What you should do
In the listing below, find every line containing "JSON" and copy it out.

Data for the task
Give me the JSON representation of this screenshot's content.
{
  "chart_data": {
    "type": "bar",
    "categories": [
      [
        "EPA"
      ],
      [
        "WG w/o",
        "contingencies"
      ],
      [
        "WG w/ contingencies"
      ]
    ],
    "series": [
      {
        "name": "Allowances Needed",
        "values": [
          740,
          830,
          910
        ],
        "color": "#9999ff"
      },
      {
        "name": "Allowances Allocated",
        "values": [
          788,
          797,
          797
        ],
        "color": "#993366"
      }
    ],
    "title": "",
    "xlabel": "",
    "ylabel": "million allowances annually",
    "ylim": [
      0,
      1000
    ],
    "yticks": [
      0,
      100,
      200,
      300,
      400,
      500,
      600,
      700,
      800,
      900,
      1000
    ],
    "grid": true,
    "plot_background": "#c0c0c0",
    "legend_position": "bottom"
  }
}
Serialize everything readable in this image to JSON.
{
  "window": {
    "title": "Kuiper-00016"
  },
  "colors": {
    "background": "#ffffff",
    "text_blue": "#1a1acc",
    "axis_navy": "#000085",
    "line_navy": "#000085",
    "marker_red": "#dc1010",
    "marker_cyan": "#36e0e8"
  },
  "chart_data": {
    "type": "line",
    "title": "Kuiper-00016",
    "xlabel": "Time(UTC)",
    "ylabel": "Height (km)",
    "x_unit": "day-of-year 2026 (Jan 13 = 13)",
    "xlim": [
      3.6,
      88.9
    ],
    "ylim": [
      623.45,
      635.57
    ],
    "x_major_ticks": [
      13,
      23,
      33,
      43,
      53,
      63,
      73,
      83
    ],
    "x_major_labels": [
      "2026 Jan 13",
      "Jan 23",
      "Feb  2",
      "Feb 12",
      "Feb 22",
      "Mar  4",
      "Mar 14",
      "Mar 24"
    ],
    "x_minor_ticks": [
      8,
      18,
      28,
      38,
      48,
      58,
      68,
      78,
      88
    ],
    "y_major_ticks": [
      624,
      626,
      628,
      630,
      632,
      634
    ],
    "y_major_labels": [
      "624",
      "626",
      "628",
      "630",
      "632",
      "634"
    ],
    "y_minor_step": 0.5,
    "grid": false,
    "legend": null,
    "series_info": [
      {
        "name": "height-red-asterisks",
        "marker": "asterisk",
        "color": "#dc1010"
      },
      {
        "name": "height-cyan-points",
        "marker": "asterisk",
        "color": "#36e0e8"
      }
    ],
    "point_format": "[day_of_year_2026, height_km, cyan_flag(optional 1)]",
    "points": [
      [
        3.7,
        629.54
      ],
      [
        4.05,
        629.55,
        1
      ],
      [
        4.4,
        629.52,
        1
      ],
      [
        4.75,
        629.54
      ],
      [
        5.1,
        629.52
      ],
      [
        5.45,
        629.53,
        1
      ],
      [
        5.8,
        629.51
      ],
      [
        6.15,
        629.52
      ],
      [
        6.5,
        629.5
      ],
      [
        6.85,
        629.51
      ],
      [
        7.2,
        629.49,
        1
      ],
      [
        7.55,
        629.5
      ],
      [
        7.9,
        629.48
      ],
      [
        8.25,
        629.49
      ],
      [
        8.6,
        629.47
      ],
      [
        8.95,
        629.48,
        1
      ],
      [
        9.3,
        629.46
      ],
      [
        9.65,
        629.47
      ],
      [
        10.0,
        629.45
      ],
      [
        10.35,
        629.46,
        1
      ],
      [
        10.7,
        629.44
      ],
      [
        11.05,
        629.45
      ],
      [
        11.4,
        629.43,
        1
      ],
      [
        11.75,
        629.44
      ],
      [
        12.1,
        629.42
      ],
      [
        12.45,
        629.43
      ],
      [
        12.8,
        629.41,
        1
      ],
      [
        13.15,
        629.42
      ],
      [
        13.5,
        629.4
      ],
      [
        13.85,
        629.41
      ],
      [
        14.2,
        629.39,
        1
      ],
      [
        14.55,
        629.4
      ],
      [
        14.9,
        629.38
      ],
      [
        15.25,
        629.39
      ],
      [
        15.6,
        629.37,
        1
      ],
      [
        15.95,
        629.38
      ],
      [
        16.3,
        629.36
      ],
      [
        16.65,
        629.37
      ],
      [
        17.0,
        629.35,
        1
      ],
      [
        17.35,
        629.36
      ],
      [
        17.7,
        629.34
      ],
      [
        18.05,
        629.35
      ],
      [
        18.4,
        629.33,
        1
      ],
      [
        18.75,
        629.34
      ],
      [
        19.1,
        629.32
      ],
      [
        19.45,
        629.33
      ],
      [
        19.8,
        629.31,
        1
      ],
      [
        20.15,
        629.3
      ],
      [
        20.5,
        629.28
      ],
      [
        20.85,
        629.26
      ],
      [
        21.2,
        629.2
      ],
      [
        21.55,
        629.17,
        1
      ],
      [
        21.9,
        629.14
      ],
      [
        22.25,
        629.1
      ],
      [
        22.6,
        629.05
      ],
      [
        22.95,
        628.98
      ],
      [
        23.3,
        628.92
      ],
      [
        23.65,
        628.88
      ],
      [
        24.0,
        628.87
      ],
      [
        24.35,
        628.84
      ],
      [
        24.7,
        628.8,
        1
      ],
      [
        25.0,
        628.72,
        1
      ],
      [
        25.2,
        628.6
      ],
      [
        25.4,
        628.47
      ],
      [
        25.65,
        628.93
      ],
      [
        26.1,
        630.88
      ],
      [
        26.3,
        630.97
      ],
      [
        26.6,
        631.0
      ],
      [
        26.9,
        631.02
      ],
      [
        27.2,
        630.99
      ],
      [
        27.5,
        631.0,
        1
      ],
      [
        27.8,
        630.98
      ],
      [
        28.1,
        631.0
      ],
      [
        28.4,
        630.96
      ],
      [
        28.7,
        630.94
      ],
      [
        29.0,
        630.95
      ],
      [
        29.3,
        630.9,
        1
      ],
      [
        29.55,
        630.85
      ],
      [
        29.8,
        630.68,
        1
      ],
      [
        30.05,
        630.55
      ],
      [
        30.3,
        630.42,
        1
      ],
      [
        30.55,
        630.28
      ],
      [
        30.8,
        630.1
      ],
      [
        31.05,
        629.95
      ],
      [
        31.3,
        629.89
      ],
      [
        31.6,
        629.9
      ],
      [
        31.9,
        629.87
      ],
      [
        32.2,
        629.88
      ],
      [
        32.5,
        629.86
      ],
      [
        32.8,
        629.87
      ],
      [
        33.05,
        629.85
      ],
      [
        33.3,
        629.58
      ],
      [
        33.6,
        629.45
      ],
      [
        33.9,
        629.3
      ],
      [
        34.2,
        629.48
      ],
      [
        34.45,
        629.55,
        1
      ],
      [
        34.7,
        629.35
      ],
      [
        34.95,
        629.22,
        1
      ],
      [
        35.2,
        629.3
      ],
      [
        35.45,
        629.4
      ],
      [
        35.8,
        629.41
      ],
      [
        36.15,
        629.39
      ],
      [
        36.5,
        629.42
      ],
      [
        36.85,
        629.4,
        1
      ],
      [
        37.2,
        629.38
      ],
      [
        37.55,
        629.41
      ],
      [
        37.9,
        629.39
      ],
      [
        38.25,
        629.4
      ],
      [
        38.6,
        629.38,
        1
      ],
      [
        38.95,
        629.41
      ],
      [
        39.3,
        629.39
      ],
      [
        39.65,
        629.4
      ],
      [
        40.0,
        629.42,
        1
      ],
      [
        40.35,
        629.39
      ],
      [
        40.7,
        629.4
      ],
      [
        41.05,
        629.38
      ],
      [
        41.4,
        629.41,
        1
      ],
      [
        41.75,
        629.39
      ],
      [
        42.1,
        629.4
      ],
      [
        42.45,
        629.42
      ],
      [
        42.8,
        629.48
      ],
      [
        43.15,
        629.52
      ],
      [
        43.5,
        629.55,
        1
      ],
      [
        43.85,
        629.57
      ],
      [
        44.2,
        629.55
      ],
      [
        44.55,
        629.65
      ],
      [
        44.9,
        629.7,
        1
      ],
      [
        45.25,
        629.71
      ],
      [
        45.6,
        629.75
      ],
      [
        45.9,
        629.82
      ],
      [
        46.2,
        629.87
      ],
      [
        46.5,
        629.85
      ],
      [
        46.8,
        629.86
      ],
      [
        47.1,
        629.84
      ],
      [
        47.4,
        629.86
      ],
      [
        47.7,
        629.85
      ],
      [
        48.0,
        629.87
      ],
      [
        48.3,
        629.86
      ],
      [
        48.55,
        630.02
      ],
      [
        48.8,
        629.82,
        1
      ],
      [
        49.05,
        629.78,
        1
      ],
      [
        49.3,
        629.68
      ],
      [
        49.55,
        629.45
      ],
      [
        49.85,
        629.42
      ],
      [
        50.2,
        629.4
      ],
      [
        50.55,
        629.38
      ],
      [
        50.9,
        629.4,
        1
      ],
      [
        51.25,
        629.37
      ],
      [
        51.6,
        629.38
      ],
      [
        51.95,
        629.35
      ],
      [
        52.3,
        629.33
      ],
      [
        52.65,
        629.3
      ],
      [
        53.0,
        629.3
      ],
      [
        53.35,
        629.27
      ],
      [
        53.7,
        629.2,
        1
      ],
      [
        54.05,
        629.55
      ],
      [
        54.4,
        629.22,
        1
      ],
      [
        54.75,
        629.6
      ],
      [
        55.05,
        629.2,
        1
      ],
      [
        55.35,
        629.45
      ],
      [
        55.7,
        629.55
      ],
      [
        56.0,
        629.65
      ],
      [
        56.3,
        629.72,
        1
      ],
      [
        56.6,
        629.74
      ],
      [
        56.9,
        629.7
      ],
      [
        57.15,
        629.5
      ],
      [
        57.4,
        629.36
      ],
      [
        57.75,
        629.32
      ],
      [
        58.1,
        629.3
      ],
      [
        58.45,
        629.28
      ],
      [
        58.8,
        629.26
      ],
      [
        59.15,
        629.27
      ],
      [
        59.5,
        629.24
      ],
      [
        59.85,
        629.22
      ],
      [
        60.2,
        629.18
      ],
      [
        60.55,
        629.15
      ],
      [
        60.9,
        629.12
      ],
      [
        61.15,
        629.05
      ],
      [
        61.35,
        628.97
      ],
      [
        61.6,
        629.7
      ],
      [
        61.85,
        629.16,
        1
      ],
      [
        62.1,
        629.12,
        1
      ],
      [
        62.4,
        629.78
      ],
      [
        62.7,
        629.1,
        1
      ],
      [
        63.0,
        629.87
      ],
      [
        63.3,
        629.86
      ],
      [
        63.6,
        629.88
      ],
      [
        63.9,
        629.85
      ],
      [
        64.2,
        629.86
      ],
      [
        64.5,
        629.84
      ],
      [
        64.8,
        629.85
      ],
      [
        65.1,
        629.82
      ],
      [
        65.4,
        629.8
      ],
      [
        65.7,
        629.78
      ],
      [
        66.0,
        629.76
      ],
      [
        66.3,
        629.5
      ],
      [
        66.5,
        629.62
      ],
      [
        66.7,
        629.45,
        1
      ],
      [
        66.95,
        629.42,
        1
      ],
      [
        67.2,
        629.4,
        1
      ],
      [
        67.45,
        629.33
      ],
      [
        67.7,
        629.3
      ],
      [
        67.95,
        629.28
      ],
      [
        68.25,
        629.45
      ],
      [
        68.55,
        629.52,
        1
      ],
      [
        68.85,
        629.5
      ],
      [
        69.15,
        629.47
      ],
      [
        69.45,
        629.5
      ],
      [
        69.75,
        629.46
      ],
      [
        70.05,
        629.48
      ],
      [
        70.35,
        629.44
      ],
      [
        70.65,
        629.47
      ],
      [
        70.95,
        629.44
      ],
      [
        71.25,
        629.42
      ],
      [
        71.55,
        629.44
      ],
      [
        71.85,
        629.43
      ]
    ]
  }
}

Problem solution
Give me the JSON representation of this screenshot's content.
Serialize everything readable in this image to JSON.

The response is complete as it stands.